**WHAT IS REQUIRED**
State how many lines of the records contain the string "Bedr", and give no other information.

**RECORDS FOR THIS TASK**
::::::

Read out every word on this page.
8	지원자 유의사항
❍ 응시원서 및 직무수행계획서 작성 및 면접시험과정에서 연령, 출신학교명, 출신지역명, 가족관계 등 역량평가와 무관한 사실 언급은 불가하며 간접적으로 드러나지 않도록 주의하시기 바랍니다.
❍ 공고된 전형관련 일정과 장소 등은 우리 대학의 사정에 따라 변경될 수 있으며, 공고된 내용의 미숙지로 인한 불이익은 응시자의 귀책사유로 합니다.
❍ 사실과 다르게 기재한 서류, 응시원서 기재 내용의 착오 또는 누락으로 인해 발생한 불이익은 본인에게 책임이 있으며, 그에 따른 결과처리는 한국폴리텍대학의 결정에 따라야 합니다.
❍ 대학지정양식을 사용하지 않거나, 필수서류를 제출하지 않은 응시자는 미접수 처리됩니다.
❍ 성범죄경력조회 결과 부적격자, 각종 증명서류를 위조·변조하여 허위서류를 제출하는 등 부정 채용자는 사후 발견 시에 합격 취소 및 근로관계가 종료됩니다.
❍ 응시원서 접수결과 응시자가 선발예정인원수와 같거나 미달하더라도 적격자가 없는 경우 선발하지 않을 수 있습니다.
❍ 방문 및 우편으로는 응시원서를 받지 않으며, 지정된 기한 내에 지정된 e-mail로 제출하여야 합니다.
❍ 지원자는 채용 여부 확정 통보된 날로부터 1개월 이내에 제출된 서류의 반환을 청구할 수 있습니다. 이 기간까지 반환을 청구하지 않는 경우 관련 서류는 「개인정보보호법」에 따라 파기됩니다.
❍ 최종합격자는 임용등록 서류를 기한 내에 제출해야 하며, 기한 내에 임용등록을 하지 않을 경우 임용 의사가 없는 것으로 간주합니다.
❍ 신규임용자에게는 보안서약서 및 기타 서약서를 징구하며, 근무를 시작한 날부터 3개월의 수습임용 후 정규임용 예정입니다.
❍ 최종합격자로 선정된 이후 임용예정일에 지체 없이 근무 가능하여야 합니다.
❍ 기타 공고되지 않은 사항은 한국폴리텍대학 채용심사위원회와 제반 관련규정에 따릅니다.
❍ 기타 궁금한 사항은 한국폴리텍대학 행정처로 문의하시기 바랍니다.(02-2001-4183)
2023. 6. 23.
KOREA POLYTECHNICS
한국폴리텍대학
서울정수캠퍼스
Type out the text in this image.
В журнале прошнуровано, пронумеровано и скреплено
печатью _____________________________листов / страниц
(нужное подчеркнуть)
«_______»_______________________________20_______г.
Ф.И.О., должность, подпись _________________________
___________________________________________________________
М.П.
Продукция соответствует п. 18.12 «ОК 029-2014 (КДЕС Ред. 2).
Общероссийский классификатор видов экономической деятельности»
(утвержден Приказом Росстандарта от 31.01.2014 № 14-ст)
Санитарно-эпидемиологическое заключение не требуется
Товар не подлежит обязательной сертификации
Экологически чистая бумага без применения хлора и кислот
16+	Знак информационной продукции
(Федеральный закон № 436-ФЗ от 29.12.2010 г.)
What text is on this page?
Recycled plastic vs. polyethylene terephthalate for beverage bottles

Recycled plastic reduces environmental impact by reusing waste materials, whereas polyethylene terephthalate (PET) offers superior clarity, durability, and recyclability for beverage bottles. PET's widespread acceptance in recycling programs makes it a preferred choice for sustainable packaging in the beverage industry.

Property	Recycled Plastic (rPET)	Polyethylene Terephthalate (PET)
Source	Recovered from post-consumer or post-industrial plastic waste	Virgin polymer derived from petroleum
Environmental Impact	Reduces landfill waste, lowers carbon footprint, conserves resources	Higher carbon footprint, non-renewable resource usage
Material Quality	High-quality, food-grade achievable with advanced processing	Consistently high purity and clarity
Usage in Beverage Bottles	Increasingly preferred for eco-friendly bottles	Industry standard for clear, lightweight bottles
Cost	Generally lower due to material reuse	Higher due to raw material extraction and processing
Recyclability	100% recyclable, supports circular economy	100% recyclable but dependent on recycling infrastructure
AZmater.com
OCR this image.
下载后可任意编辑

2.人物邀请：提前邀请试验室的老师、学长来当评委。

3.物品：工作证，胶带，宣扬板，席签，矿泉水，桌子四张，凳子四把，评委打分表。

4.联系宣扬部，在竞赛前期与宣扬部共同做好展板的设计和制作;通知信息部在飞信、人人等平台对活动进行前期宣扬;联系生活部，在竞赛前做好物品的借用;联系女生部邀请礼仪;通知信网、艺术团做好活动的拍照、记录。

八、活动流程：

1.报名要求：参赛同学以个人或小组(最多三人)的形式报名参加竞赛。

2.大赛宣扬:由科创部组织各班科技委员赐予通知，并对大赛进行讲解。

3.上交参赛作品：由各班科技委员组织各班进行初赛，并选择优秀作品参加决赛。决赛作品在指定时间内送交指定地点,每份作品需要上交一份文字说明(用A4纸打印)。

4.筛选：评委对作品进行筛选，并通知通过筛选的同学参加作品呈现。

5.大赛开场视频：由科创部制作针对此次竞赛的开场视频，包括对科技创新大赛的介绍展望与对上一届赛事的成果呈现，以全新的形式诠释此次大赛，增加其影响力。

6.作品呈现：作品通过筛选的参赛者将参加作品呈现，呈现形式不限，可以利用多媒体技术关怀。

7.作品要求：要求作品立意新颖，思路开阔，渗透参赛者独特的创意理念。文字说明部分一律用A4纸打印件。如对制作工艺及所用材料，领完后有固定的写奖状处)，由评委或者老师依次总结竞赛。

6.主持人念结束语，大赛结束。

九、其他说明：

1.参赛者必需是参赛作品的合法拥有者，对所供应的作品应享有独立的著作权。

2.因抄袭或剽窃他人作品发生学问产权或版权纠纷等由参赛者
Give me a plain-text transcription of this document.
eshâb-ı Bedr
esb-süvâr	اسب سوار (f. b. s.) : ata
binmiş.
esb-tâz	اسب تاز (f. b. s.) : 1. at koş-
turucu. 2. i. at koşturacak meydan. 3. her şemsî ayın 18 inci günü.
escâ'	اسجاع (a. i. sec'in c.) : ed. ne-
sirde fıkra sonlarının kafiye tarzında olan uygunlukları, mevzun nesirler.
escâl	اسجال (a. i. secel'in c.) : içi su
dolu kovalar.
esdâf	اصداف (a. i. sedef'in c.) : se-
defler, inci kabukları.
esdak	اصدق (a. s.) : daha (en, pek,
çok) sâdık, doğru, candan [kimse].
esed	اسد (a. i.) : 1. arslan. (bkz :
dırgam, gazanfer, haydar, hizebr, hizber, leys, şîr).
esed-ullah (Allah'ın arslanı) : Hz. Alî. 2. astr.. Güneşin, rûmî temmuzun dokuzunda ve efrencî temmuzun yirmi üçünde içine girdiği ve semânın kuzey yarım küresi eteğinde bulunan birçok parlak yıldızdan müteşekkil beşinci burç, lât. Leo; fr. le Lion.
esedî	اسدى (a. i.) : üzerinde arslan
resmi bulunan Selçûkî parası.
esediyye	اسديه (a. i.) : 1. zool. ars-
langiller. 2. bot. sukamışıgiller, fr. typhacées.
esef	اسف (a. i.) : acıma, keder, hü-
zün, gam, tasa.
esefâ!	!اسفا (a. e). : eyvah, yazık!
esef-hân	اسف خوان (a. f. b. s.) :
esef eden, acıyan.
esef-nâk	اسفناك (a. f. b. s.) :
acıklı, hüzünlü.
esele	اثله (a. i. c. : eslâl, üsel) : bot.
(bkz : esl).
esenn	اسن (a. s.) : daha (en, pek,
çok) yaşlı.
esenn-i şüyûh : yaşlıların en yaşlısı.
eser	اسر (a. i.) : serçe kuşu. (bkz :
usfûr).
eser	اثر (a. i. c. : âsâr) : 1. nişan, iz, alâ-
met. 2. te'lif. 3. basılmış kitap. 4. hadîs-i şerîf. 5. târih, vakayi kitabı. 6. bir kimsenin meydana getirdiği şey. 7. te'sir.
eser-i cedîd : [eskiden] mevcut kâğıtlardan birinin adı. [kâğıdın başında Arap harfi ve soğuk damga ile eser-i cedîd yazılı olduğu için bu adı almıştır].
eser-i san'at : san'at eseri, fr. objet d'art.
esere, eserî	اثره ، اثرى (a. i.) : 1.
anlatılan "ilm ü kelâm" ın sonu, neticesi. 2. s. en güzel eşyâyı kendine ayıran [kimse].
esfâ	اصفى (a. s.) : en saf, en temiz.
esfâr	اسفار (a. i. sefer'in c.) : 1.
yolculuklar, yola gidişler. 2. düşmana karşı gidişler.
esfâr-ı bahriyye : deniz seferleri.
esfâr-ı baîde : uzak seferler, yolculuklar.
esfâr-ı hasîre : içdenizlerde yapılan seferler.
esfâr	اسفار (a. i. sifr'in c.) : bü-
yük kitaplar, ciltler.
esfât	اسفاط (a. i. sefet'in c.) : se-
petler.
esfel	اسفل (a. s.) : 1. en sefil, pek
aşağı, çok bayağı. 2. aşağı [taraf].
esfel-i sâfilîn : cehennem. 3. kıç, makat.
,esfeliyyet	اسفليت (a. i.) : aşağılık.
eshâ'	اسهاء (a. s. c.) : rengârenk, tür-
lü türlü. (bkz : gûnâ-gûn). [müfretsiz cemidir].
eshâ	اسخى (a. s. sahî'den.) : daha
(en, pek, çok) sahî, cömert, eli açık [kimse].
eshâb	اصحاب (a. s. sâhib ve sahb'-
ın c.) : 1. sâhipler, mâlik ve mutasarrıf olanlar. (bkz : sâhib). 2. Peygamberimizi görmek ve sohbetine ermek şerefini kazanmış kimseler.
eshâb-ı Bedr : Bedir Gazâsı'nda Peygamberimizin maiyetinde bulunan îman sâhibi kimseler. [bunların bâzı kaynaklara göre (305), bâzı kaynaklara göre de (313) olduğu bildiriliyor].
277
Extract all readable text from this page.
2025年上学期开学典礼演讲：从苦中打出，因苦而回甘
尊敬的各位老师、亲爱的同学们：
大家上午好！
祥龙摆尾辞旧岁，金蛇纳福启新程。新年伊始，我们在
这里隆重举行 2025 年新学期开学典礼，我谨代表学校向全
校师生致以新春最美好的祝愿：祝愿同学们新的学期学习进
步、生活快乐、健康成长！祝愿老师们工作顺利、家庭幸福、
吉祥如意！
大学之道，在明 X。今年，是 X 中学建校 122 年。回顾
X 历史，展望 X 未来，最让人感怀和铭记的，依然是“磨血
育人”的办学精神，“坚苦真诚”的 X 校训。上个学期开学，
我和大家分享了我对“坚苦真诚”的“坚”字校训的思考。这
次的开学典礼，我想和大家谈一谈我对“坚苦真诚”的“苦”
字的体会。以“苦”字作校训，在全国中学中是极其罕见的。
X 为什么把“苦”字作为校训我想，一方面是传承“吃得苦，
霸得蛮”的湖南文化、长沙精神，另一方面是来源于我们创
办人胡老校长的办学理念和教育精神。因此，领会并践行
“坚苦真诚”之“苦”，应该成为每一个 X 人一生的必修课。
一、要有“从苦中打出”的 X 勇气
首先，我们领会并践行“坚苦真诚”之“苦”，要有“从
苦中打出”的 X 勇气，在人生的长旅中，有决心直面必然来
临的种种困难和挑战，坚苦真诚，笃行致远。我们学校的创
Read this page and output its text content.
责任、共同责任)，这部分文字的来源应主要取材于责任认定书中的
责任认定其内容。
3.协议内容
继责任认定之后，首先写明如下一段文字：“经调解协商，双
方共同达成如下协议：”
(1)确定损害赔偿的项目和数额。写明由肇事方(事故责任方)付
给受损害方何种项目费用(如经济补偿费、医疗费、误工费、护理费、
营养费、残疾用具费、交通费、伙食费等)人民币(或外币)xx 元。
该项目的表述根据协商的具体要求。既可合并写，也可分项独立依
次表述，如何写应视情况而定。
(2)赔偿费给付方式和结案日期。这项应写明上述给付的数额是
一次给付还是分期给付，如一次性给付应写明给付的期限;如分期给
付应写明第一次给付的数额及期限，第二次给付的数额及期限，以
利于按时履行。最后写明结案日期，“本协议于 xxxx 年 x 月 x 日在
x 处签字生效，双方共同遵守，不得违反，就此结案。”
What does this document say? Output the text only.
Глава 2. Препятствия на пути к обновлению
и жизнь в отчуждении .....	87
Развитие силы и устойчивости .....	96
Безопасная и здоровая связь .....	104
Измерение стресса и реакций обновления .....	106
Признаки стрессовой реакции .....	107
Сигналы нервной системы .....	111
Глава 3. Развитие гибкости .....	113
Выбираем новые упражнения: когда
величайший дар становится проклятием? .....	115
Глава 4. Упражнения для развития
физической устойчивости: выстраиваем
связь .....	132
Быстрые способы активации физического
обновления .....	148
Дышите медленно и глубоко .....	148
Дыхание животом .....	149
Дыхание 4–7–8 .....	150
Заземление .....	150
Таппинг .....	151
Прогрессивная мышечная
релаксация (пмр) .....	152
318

::::::

**SOLUTION TO THIS EXERCISE**
2